List each line of the data that holds the string "price", please.
>> BEGIN EXTRACTED ENTRIES
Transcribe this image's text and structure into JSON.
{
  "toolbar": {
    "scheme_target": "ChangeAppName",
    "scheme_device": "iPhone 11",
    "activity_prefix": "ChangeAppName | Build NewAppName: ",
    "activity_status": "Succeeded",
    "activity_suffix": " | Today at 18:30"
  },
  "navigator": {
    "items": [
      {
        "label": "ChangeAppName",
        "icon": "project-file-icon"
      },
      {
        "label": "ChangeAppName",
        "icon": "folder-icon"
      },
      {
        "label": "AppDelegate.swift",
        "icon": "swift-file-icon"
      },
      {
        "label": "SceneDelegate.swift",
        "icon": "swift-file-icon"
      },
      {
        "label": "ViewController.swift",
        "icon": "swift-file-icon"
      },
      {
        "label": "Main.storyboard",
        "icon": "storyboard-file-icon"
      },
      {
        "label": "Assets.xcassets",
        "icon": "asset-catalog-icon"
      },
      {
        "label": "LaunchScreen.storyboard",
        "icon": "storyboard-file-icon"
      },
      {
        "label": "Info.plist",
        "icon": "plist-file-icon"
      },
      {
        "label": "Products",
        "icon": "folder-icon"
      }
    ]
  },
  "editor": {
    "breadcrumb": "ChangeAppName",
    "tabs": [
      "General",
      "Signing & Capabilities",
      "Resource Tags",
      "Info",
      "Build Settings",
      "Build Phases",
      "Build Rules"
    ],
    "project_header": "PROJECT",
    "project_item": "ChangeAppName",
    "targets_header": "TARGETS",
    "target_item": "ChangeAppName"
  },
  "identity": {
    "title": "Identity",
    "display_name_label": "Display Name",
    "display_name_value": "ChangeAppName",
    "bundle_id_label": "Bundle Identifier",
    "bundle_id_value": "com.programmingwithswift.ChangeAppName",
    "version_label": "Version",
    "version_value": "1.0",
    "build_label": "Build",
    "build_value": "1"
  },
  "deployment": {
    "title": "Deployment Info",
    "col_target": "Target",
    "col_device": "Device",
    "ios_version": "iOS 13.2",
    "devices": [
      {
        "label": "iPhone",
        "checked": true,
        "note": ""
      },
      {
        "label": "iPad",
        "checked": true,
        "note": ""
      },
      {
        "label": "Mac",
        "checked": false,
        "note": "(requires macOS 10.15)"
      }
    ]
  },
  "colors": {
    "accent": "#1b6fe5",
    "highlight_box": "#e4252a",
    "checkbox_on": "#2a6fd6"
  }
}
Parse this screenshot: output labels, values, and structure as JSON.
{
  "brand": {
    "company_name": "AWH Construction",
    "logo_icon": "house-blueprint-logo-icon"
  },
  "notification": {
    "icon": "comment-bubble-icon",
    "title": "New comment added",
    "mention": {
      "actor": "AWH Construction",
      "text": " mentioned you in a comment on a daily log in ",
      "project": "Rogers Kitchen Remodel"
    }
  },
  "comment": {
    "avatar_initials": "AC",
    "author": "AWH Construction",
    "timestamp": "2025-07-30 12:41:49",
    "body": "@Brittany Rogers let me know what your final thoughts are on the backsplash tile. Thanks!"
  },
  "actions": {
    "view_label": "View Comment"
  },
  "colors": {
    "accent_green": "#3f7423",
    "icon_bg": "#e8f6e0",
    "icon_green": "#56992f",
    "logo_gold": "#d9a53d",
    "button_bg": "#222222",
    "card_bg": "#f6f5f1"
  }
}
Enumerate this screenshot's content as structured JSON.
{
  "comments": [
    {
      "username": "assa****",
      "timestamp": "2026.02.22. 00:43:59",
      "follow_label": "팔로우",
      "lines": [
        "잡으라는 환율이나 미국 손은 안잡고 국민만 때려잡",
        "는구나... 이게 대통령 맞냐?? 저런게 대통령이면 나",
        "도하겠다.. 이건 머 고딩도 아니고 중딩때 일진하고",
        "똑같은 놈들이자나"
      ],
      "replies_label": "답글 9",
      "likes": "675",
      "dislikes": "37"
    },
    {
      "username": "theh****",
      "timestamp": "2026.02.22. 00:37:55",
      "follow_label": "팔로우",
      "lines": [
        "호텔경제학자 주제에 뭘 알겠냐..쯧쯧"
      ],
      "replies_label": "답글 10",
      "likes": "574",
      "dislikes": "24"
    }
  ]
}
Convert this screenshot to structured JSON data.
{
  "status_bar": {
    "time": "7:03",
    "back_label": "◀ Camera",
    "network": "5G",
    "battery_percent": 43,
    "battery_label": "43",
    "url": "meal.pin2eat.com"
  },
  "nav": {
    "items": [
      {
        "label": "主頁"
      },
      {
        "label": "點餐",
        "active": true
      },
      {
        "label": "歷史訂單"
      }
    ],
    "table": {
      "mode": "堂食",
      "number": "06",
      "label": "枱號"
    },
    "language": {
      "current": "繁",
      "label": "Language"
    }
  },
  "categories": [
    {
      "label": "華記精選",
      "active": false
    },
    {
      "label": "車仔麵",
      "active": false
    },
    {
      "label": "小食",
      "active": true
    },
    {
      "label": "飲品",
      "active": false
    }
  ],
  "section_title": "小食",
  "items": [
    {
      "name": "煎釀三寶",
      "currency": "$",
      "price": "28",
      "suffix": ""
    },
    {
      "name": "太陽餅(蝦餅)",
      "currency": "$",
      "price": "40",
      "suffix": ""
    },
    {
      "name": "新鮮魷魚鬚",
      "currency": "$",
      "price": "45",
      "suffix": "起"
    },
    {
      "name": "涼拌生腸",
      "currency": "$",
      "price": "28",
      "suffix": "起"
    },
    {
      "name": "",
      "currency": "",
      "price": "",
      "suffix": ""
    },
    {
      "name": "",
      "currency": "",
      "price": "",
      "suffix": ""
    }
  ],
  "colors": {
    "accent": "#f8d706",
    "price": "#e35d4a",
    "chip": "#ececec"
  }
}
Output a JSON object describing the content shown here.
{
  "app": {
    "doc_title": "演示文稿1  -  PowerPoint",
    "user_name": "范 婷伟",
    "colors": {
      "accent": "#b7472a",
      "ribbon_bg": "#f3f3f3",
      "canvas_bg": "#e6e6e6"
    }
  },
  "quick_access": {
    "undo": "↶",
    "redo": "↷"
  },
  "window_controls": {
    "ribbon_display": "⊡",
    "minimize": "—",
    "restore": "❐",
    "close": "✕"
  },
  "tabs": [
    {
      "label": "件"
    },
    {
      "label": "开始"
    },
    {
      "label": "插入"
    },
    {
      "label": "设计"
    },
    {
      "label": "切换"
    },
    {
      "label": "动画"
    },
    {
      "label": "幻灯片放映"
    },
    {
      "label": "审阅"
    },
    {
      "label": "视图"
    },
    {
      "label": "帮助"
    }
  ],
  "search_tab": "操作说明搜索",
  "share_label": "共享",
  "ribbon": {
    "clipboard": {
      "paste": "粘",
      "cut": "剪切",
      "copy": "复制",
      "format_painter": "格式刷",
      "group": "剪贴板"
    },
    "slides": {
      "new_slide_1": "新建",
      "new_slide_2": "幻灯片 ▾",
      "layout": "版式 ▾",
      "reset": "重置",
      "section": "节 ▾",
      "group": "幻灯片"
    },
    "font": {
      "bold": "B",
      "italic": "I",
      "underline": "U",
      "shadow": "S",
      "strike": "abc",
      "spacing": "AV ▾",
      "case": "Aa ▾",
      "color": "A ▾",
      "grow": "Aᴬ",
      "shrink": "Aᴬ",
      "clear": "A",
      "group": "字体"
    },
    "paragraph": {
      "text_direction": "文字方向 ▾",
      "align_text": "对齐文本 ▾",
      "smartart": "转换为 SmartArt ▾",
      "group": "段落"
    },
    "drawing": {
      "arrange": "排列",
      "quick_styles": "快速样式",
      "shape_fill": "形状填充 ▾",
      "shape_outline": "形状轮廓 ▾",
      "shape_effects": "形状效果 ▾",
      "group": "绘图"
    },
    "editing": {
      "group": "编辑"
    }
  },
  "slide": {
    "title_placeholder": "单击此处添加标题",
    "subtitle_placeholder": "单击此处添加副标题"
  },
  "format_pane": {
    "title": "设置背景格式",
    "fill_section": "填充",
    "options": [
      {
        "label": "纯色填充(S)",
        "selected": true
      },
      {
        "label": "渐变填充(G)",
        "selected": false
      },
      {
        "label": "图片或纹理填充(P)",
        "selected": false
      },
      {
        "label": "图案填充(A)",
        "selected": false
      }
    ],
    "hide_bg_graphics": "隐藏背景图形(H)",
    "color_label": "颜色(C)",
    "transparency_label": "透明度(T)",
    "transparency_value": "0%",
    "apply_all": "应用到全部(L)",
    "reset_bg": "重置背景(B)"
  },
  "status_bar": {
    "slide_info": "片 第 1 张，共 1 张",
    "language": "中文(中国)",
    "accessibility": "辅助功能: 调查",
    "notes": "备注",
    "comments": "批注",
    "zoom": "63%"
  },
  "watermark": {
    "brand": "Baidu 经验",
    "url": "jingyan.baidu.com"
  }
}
>> END EXTRACTED ENTRIES
_TASK RESPONSE_
      "price": "28",
      "price": "40",
      "price": "45",
      "price": "28",
      "price": "",
      "price": "",
    "price": "#e35d4a",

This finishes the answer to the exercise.